Could you print every record below exactly as it appears?
────
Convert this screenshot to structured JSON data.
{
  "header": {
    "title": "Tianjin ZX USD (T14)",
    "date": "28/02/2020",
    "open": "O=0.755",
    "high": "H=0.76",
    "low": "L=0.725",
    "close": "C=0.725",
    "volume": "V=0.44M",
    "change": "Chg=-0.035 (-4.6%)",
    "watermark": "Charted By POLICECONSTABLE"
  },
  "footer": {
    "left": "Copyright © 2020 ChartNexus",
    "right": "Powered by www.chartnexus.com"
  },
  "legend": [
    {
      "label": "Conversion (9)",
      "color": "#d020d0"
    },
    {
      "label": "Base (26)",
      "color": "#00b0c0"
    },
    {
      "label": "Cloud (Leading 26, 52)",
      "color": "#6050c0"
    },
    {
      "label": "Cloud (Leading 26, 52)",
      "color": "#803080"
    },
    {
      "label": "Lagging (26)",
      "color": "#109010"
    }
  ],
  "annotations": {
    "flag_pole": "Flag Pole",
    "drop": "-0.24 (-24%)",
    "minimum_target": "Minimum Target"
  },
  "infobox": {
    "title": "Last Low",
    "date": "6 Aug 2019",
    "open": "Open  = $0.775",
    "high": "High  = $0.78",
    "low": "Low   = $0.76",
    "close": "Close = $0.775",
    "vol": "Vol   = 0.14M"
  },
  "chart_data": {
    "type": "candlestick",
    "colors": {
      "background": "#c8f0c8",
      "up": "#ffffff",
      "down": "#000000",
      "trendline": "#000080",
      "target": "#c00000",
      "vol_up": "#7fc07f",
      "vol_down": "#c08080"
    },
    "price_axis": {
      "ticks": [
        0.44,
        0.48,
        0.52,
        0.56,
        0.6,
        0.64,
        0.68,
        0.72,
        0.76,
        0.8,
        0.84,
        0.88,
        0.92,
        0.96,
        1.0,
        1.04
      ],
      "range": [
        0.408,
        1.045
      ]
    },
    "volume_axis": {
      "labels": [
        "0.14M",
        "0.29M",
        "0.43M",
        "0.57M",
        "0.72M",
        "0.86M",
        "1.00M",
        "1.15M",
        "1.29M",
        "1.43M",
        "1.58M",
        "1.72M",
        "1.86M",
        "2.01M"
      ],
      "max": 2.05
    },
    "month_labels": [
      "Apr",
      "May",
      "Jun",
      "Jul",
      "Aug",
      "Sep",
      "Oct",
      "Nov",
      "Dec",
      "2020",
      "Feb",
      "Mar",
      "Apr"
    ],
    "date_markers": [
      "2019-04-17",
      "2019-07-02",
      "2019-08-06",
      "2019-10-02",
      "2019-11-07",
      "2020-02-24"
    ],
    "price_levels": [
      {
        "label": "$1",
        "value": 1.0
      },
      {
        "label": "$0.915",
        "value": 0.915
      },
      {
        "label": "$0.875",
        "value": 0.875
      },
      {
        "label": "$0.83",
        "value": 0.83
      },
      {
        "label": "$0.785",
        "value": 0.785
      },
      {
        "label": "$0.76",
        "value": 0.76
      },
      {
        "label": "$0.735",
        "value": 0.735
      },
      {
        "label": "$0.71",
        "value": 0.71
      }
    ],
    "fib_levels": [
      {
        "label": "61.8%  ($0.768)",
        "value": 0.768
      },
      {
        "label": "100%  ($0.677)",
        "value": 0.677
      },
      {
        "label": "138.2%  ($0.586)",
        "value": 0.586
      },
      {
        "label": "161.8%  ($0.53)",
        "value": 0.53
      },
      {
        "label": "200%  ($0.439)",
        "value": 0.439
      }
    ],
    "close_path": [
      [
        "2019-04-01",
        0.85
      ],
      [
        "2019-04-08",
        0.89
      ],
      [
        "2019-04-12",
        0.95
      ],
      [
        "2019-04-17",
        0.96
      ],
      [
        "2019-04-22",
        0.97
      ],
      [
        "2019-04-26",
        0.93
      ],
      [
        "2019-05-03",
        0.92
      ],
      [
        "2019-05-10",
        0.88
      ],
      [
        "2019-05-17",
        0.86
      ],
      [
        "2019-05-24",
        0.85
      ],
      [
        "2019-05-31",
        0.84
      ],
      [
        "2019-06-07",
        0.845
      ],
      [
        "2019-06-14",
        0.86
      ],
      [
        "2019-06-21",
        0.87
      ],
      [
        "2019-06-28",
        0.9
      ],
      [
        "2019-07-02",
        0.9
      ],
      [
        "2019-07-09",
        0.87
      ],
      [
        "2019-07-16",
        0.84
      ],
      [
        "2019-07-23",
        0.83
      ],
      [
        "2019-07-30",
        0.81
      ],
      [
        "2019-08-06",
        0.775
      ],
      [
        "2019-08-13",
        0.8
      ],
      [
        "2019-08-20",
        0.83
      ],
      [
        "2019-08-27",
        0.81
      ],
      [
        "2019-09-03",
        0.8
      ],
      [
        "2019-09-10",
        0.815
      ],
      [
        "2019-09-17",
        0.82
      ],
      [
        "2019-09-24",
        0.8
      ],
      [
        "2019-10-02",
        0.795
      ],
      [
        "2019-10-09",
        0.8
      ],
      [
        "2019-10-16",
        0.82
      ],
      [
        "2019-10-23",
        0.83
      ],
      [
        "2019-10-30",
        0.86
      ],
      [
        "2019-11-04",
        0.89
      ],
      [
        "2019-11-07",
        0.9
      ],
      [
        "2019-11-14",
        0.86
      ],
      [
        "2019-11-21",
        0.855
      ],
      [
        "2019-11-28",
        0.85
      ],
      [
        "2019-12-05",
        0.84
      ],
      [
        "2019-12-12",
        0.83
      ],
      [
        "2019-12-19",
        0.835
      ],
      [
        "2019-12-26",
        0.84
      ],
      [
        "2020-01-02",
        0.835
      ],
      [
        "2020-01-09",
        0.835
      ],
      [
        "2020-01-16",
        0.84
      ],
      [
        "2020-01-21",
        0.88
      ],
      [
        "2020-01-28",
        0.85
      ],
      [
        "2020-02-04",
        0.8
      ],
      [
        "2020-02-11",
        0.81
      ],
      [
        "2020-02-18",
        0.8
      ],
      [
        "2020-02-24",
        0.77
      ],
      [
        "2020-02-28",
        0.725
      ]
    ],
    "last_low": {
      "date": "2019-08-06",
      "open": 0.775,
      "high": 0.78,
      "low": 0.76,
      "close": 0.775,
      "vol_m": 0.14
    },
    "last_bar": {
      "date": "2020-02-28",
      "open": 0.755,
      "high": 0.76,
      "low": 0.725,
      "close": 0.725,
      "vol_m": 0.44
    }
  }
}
────
Result of this exercise
Convert this screenshot to structured JSON data.
{
  "header": {
    "title": "Tianjin ZX USD (T14)",
    "date": "28/02/2020",
    "open": "O=0.755",
    "high": "H=0.76",
    "low": "L=0.725",
    "close": "C=0.725",
    "volume": "V=0.44M",
    "change": "Chg=-0.035 (-4.6%)",
    "watermark": "Charted By POLICECONSTABLE"
  },
  "footer": {
    "left": "Copyright © 2020 ChartNexus",
    "right": "Powered by www.chartnexus.com"
  },
  "legend": [
    {
      "label": "Conversion (9)",
      "color": "#d020d0"
    },
    {
      "label": "Base (26)",
      "color": "#00b0c0"
    },
    {
      "label": "Cloud (Leading 26, 52)",
      "color": "#6050c0"
    },
    {
      "label": "Cloud (Leading 26, 52)",
      "color": "#803080"
    },
    {
      "label": "Lagging (26)",
      "color": "#109010"
    }
  ],
  "annotations": {
    "flag_pole": "Flag Pole",
    "drop": "-0.24 (-24%)",
    "minimum_target": "Minimum Target"
  },
  "infobox": {
    "title": "Last Low",
    "date": "6 Aug 2019",
    "open": "Open  = $0.775",
    "high": "High  = $0.78",
    "low": "Low   = $0.76",
    "close": "Close = $0.775",
    "vol": "Vol   = 0.14M"
  },
  "chart_data": {
    "type": "candlestick",
    "colors": {
      "background": "#c8f0c8",
      "up": "#ffffff",
      "down": "#000000",
      "trendline": "#000080",
      "target": "#c00000",
      "vol_up": "#7fc07f",
      "vol_down": "#c08080"
    },
    "price_axis": {
      "ticks": [
        0.44,
        0.48,
        0.52,
        0.56,
        0.6,
        0.64,
        0.68,
        0.72,
        0.76,
        0.8,
        0.84,
        0.88,
        0.92,
        0.96,
        1.0,
        1.04
      ],
      "range": [
        0.408,
        1.045
      ]
    },
    "volume_axis": {
      "labels": [
        "0.14M",
        "0.29M",
        "0.43M",
        "0.57M",
        "0.72M",
        "0.86M",
        "1.00M",
        "1.15M",
        "1.29M",
        "1.43M",
        "1.58M",
        "1.72M",
        "1.86M",
        "2.01M"
      ],
      "max": 2.05
    },
    "month_labels": [
      "Apr",
      "May",
      "Jun",
      "Jul",
      "Aug",
      "Sep",
      "Oct",
      "Nov",
      "Dec",
      "2020",
      "Feb",
      "Mar",
      "Apr"
    ],
    "date_markers": [
      "2019-04-17",
      "2019-07-02",
      "2019-08-06",
      "2019-10-02",
      "2019-11-07",
      "2020-02-24"
    ],
    "price_levels": [
      {
        "label": "$1",
        "value": 1.0
      },
      {
        "label": "$0.915",
        "value": 0.915
      },
      {
        "label": "$0.875",
        "value": 0.875
      },
      {
        "label": "$0.83",
        "value": 0.83
      },
      {
        "label": "$0.785",
        "value": 0.785
      },
      {
        "label": "$0.76",
        "value": 0.76
      },
      {
        "label": "$0.735",
        "value": 0.735
      },
      {
        "label": "$0.71",
        "value": 0.71
      }
    ],
    "fib_levels": [
      {
        "label": "61.8%  ($0.768)",
        "value": 0.768
      },
      {
        "label": "100%  ($0.677)",
        "value": 0.677
      },
      {
        "label": "138.2%  ($0.586)",
        "value": 0.586
      },
      {
        "label": "161.8%  ($0.53)",
        "value": 0.53
      },
      {
        "label": "200%  ($0.439)",
        "value": 0.439
      }
    ],
    "close_path": [
      [
        "2019-04-01",
        0.85
      ],
      [
        "2019-04-08",
        0.89
      ],
      [
        "2019-04-12",
        0.95
      ],
      [
        "2019-04-17",
        0.96
      ],
      [
        "2019-04-22",
        0.97
      ],
      [
        "2019-04-26",
        0.93
      ],
      [
        "2019-05-03",
        0.92
      ],
      [
        "2019-05-10",
        0.88
      ],
      [
        "2019-05-17",
        0.86
      ],
      [
        "2019-05-24",
        0.85
      ],
      [
        "2019-05-31",
        0.84
      ],
      [
        "2019-06-07",
        0.845
      ],
      [
        "2019-06-14",
        0.86
      ],
      [
        "2019-06-21",
        0.87
      ],
      [
        "2019-06-28",
        0.9
      ],
      [
        "2019-07-02",
        0.9
      ],
      [
        "2019-07-09",
        0.87
      ],
      [
        "2019-07-16",
        0.84
      ],
      [
        "2019-07-23",
        0.83
      ],
      [
        "2019-07-30",
        0.81
      ],
      [
        "2019-08-06",
        0.775
      ],
      [
        "2019-08-13",
        0.8
      ],
      [
        "2019-08-20",
        0.83
      ],
      [
        "2019-08-27",
        0.81
      ],
      [
        "2019-09-03",
        0.8
      ],
      [
        "2019-09-10",
        0.815
      ],
      [
        "2019-09-17",
        0.82
      ],
      [
        "2019-09-24",
        0.8
      ],
      [
        "2019-10-02",
        0.795
      ],
      [
        "2019-10-09",
        0.8
      ],
      [
        "2019-10-16",
        0.82
      ],
      [
        "2019-10-23",
        0.83
      ],
      [
        "2019-10-30",
        0.86
      ],
      [
        "2019-11-04",
        0.89
      ],
      [
        "2019-11-07",
        0.9
      ],
      [
        "2019-11-14",
        0.86
      ],
      [
        "2019-11-21",
        0.855
      ],
      [
        "2019-11-28",
        0.85
      ],
      [
        "2019-12-05",
        0.84
      ],
      [
        "2019-12-12",
        0.83
      ],
      [
        "2019-12-19",
        0.835
      ],
      [
        "2019-12-26",
        0.84
      ],
      [
        "2020-01-02",
        0.835
      ],
      [
        "2020-01-09",
        0.835
      ],
      [
        "2020-01-16",
        0.84
      ],
      [
        "2020-01-21",
        0.88
      ],
      [
        "2020-01-28",
        0.85
      ],
      [
        "2020-02-04",
        0.8
      ],
      [
        "2020-02-11",
        0.81
      ],
      [
        "2020-02-18",
        0.8
      ],
      [
        "2020-02-24",
        0.77
      ],
      [
        "2020-02-28",
        0.725
      ]
    ],
    "last_low": {
      "date": "2019-08-06",
      "open": 0.775,
      "high": 0.78,
      "low": 0.76,
      "close": 0.775,
      "vol_m": 0.14
    },
    "last_bar": {
      "date": "2020-02-28",
      "open": 0.755,
      "high": 0.76,
      "low": 0.725,
      "close": 0.725,
      "vol_m": 0.44
    }
  }
}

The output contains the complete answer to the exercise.